-- START DATA FOR THIS TASK --

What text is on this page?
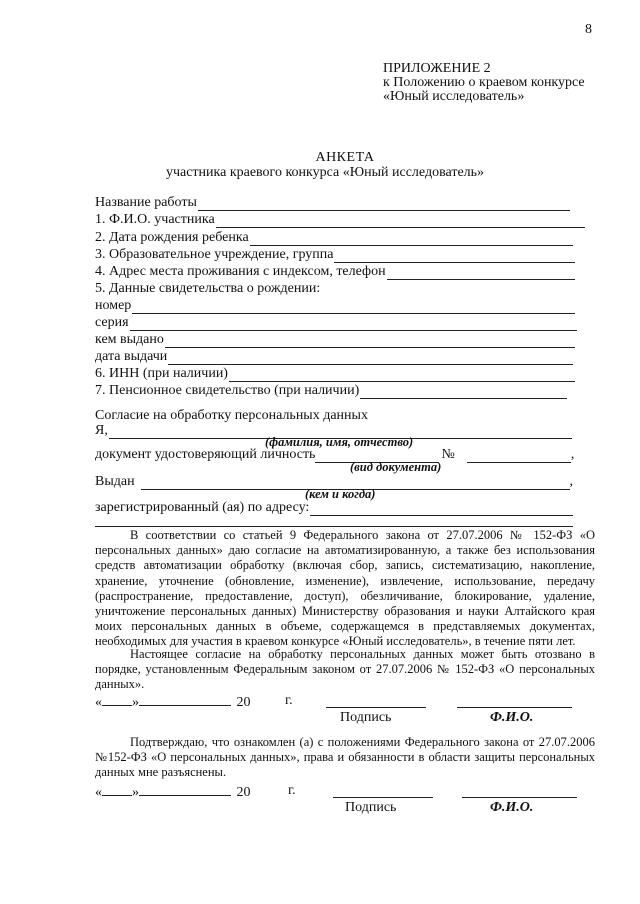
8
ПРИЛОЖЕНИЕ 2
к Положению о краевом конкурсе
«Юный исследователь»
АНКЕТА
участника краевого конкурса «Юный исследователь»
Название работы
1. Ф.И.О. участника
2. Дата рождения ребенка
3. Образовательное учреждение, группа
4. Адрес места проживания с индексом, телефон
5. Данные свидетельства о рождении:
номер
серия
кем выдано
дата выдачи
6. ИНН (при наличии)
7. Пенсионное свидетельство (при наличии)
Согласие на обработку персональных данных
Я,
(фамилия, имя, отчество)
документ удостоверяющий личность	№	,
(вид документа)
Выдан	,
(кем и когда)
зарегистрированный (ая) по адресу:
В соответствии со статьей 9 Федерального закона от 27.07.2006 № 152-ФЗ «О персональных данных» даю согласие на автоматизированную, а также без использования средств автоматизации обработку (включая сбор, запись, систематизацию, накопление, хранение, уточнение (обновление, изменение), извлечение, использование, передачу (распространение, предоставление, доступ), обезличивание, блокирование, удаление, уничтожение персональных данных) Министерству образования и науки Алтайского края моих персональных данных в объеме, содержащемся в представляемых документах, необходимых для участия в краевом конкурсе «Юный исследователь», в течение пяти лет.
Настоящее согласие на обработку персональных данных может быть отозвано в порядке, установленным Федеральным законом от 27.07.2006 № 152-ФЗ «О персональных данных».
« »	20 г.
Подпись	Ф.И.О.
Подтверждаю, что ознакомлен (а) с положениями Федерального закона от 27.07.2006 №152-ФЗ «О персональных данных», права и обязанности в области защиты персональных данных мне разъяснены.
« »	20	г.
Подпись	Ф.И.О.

-- END DATA FOR THIS TASK --
-- START DATA FOR THIS TASK --

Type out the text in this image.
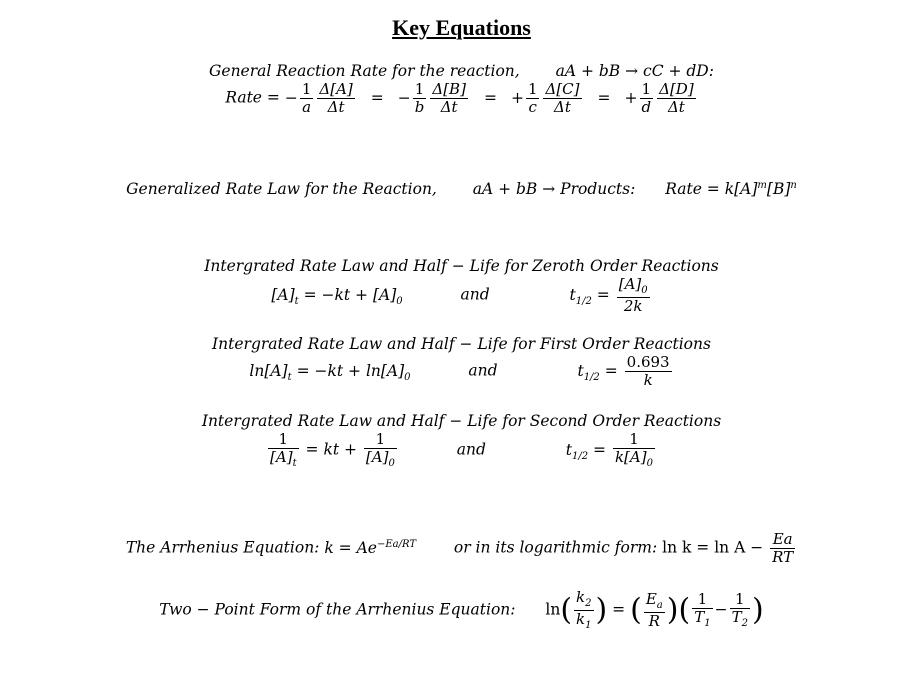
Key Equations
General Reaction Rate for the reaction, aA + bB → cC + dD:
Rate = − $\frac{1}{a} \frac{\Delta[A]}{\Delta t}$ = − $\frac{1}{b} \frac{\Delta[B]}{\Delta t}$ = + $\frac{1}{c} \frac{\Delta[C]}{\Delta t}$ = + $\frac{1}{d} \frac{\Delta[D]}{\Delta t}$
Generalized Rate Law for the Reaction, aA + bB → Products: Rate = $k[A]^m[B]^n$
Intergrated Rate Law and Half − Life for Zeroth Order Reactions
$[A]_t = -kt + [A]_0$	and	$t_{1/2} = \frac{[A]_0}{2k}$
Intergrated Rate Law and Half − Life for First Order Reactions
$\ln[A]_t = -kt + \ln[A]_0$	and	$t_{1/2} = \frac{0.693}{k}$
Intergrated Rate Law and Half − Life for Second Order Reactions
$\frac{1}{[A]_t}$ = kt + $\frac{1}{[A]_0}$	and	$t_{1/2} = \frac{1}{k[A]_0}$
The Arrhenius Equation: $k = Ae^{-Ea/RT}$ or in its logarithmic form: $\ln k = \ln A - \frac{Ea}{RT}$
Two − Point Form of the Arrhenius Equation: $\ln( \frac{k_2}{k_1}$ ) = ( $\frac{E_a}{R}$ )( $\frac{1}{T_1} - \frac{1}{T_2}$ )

-- END DATA FOR THIS TASK --

> INSTRUCTIONS FOR THE TASK
Gather each line in these records that contains the string "исследователь".

> SOLUTION TO THE EXERCISE
«Юный исследователь»
участника краевого конкурса «Юный исследователь»
В соответствии со статьей 9 Федерального закона от 27.07.2006 № 152-ФЗ «О персональных данных» даю согласие на автоматизированную, а также без использования средств автоматизации обработку (включая сбор, запись, систематизацию, накопление, хранение, уточнение (обновление, изменение), извлечение, использование, передачу (распространение, предоставление, доступ), обезличивание, блокирование, удаление, уничтожение персональных данных) Министерству образования и науки Алтайского края моих персональных данных в объеме, содержащемся в представляемых документах, необходимых для участия в краевом конкурсе «Юный исследователь», в течение пяти лет.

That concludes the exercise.